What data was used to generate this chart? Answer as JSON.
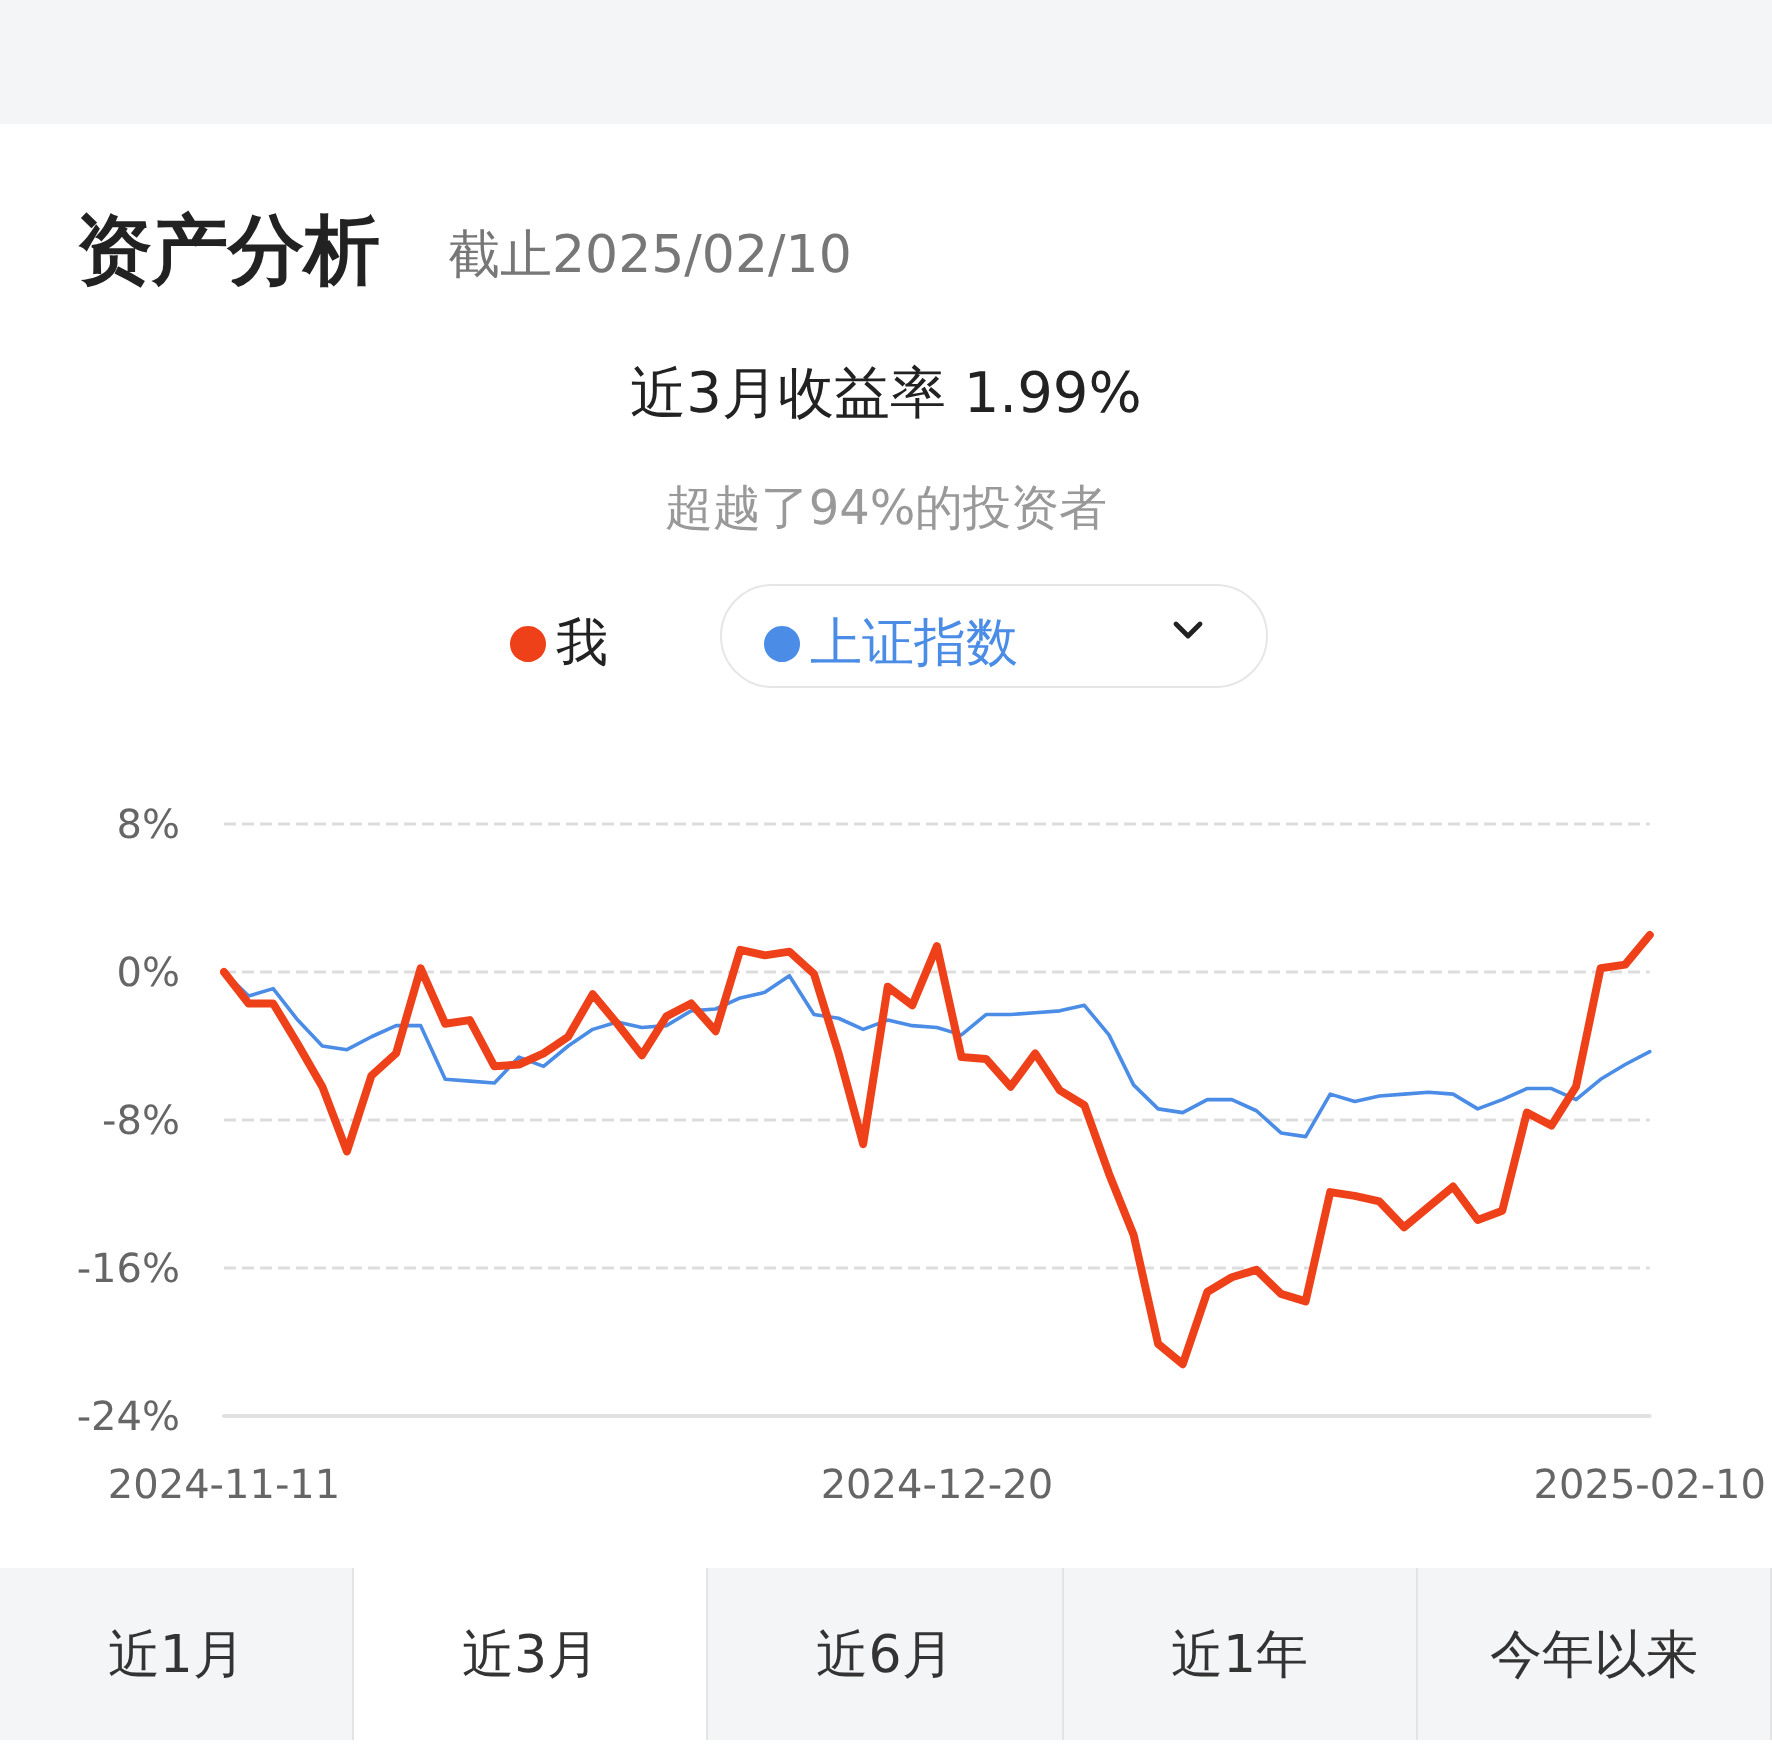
{
  "chart_data": {
    "type": "line",
    "title": "资产分析",
    "subtitle": "截止2025/02/10",
    "annotations": [
      "近3月收益率 1.99%",
      "超越了94%的投资者",
      "近1月",
      "近3月",
      "近6月",
      "近1年",
      "今年以来"
    ],
    "categories": [
      "2024-11-11",
      null,
      null,
      null,
      null,
      null,
      null,
      null,
      null,
      null,
      null,
      null,
      null,
      null,
      null,
      null,
      null,
      null,
      null,
      null,
      null,
      null,
      null,
      null,
      null,
      null,
      null,
      null,
      null,
      "2024-12-20",
      null,
      null,
      null,
      null,
      null,
      null,
      null,
      null,
      null,
      null,
      null,
      null,
      null,
      null,
      null,
      null,
      null,
      null,
      null,
      null,
      null,
      null,
      null,
      null,
      null,
      null,
      null,
      null,
      "2025-02-10"
    ],
    "series": [
      {
        "name": "我",
        "color": "#ef4119",
        "values": [
          0,
          -1.7,
          -1.7,
          -3.9,
          -6.2,
          -9.7,
          -5.6,
          -4.4,
          0.2,
          -2.8,
          -2.6,
          -5.1,
          -5.0,
          -4.4,
          -3.5,
          -1.2,
          -2.8,
          -4.5,
          -2.4,
          -1.7,
          -3.2,
          1.2,
          0.9,
          1.1,
          -0.1,
          -4.4,
          -9.3,
          -0.8,
          -1.8,
          1.4,
          -4.6,
          -4.7,
          -6.2,
          -4.4,
          -6.4,
          -7.2,
          -10.9,
          -14.2,
          -20.1,
          -21.2,
          -17.3,
          -16.5,
          -16.1,
          -17.4,
          -17.8,
          -11.9,
          -12.1,
          -12.4,
          -13.8,
          -12.7,
          -11.6,
          -13.4,
          -12.9,
          -7.6,
          -8.3,
          -6.2,
          0.2,
          0.4,
          2.0
        ]
      },
      {
        "name": "上证指数",
        "color": "#4a8ce6",
        "values": [
          0,
          -1.3,
          -0.9,
          -2.6,
          -4.0,
          -4.2,
          -3.5,
          -2.9,
          -2.9,
          -5.8,
          -5.9,
          -6.0,
          -4.6,
          -5.1,
          -4.0,
          -3.1,
          -2.7,
          -3.0,
          -2.9,
          -2.1,
          -2.0,
          -1.4,
          -1.1,
          -0.2,
          -2.3,
          -2.5,
          -3.1,
          -2.6,
          -2.9,
          -3.0,
          -3.4,
          -2.3,
          -2.3,
          -2.2,
          -2.1,
          -1.8,
          -3.4,
          -6.1,
          -7.4,
          -7.6,
          -6.9,
          -6.9,
          -7.5,
          -8.7,
          -8.9,
          -6.6,
          -7.0,
          -6.7,
          -6.6,
          -6.5,
          -6.6,
          -7.4,
          -6.9,
          -6.3,
          -6.3,
          -6.9,
          -5.8,
          -5.0,
          -4.3
        ]
      }
    ],
    "ylim": [
      -24,
      8
    ],
    "yticks": [
      {
        "value": -24,
        "label": "-24%"
      },
      {
        "value": -16,
        "label": "-16%"
      },
      {
        "value": -8,
        "label": "-8%"
      },
      {
        "value": 0,
        "label": "0%"
      },
      {
        "value": 8,
        "label": "8%"
      }
    ],
    "grid": "y",
    "legend": "top",
    "marker": "none",
    "line_style": "solid"
  }
}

+ + + + +

> _EXERCISE AIM_: Copy all the lines of data exactly as they appear, dropping any images.

> _COMPLETE OUTPUT_:
What data was used to generate this chart? Answer as JSON.
{
  "chart_data": {
    "type": "line",
    "title": "资产分析",
    "subtitle": "截止2025/02/10",
    "annotations": [
      "近3月收益率 1.99%",
      "超越了94%的投资者",
      "近1月",
      "近3月",
      "近6月",
      "近1年",
      "今年以来"
    ],
    "categories": [
      "2024-11-11",
      null,
      null,
      null,
      null,
      null,
      null,
      null,
      null,
      null,
      null,
      null,
      null,
      null,
      null,
      null,
      null,
      null,
      null,
      null,
      null,
      null,
      null,
      null,
      null,
      null,
      null,
      null,
      null,
      "2024-12-20",
      null,
      null,
      null,
      null,
      null,
      null,
      null,
      null,
      null,
      null,
      null,
      null,
      null,
      null,
      null,
      null,
      null,
      null,
      null,
      null,
      null,
      null,
      null,
      null,
      null,
      null,
      null,
      null,
      "2025-02-10"
    ],
    "series": [
      {
        "name": "我",
        "color": "#ef4119",
        "values": [
          0,
          -1.7,
          -1.7,
          -3.9,
          -6.2,
          -9.7,
          -5.6,
          -4.4,
          0.2,
          -2.8,
          -2.6,
          -5.1,
          -5.0,
          -4.4,
          -3.5,
          -1.2,
          -2.8,
          -4.5,
          -2.4,
          -1.7,
          -3.2,
          1.2,
          0.9,
          1.1,
          -0.1,
          -4.4,
          -9.3,
          -0.8,
          -1.8,
          1.4,
          -4.6,
          -4.7,
          -6.2,
          -4.4,
          -6.4,
          -7.2,
          -10.9,
          -14.2,
          -20.1,
          -21.2,
          -17.3,
          -16.5,
          -16.1,
          -17.4,
          -17.8,
          -11.9,
          -12.1,
          -12.4,
          -13.8,
          -12.7,
          -11.6,
          -13.4,
          -12.9,
          -7.6,
          -8.3,
          -6.2,
          0.2,
          0.4,
          2.0
        ]
      },
      {
        "name": "上证指数",
        "color": "#4a8ce6",
        "values": [
          0,
          -1.3,
          -0.9,
          -2.6,
          -4.0,
          -4.2,
          -3.5,
          -2.9,
          -2.9,
          -5.8,
          -5.9,
          -6.0,
          -4.6,
          -5.1,
          -4.0,
          -3.1,
          -2.7,
          -3.0,
          -2.9,
          -2.1,
          -2.0,
          -1.4,
          -1.1,
          -0.2,
          -2.3,
          -2.5,
          -3.1,
          -2.6,
          -2.9,
          -3.0,
          -3.4,
          -2.3,
          -2.3,
          -2.2,
          -2.1,
          -1.8,
          -3.4,
          -6.1,
          -7.4,
          -7.6,
          -6.9,
          -6.9,
          -7.5,
          -8.7,
          -8.9,
          -6.6,
          -7.0,
          -6.7,
          -6.6,
          -6.5,
          -6.6,
          -7.4,
          -6.9,
          -6.3,
          -6.3,
          -6.9,
          -5.8,
          -5.0,
          -4.3
        ]
      }
    ],
    "ylim": [
      -24,
      8
    ],
    "yticks": [
      {
        "value": -24,
        "label": "-24%"
      },
      {
        "value": -16,
        "label": "-16%"
      },
      {
        "value": -8,
        "label": "-8%"
      },
      {
        "value": 0,
        "label": "0%"
      },
      {
        "value": 8,
        "label": "8%"
      }
    ],
    "grid": "y",
    "legend": "top",
    "marker": "none",
    "line_style": "solid"
  }
}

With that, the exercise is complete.